What is needed:
Locate the string "Activate" in the listing below. Copy every line where it is found.

— START OF Records provided —

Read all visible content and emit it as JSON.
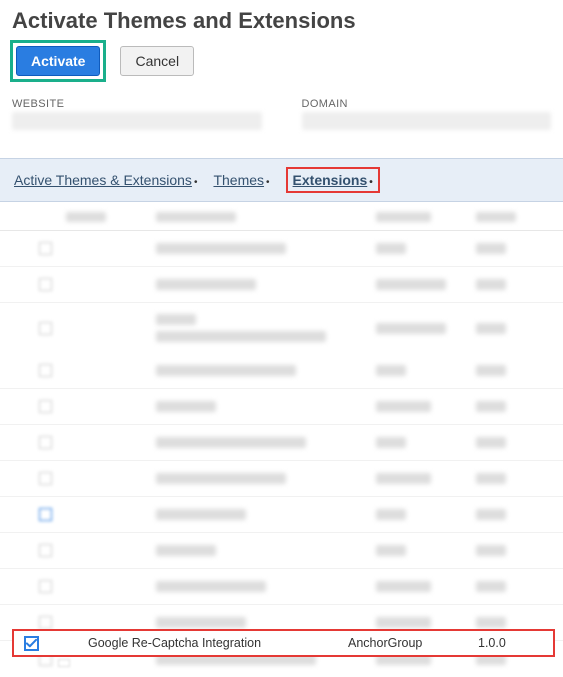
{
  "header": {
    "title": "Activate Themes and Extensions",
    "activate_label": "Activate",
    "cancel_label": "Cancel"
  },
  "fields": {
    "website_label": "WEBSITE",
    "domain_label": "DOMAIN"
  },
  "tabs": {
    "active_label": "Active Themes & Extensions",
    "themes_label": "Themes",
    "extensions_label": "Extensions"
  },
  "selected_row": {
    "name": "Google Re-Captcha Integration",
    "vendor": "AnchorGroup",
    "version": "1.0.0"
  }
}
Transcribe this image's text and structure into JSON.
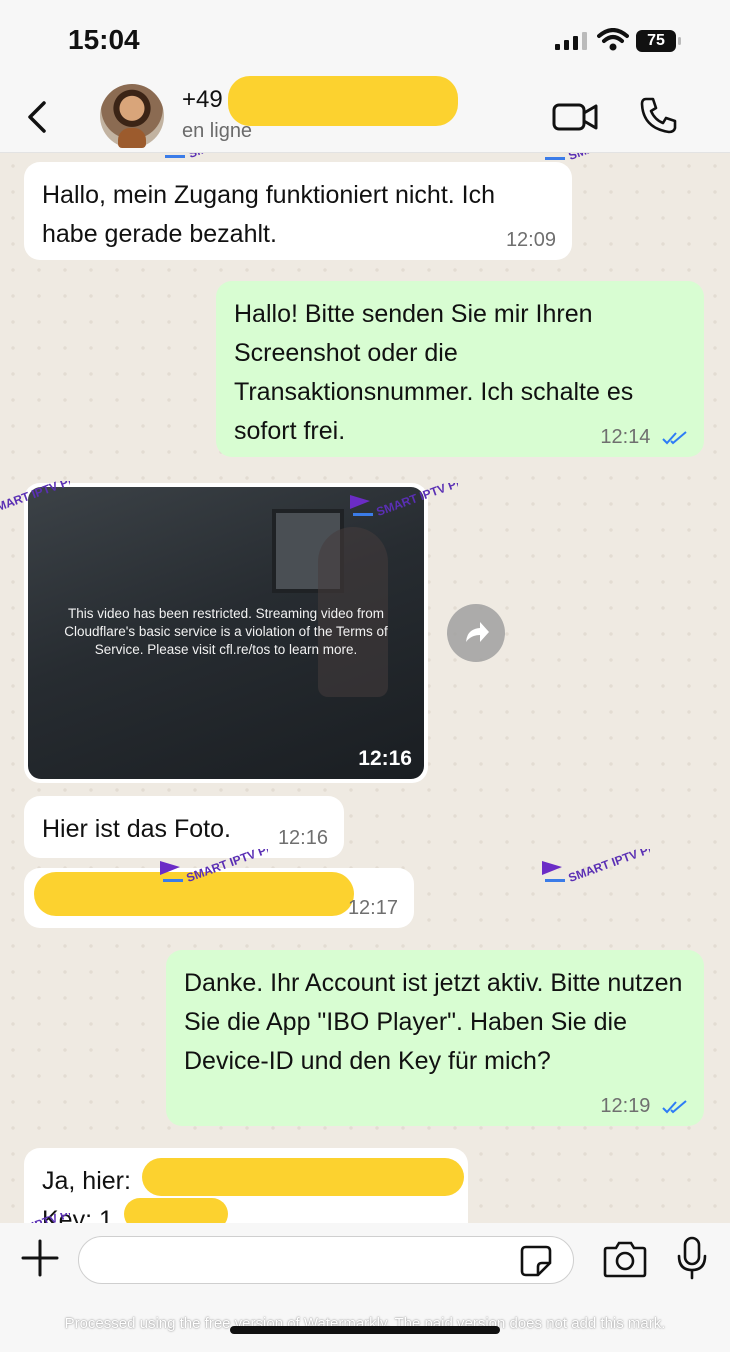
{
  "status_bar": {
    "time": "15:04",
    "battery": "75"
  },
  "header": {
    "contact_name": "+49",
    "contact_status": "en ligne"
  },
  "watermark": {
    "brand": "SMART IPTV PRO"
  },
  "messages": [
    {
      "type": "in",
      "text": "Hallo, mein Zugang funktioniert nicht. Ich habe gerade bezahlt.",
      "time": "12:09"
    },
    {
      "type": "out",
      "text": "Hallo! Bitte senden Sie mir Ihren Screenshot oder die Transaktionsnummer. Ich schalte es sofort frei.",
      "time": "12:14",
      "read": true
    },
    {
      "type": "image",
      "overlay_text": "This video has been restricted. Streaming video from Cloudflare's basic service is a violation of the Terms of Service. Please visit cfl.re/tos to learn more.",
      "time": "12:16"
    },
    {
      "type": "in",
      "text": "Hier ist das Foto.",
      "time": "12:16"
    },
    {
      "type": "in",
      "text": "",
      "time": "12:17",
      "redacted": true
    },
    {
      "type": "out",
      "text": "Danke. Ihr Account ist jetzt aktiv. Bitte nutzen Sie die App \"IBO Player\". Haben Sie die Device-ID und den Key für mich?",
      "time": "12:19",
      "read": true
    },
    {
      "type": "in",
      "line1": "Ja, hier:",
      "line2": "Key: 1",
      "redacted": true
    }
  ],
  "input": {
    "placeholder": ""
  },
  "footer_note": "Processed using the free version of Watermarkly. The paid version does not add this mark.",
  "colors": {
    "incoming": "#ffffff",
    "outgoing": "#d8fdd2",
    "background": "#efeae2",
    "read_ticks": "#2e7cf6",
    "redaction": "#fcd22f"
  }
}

— END OF Records provided —

Answer to this exercise:
    "title": "Activate Themes and Extensions",
    "activate_label": "Activate",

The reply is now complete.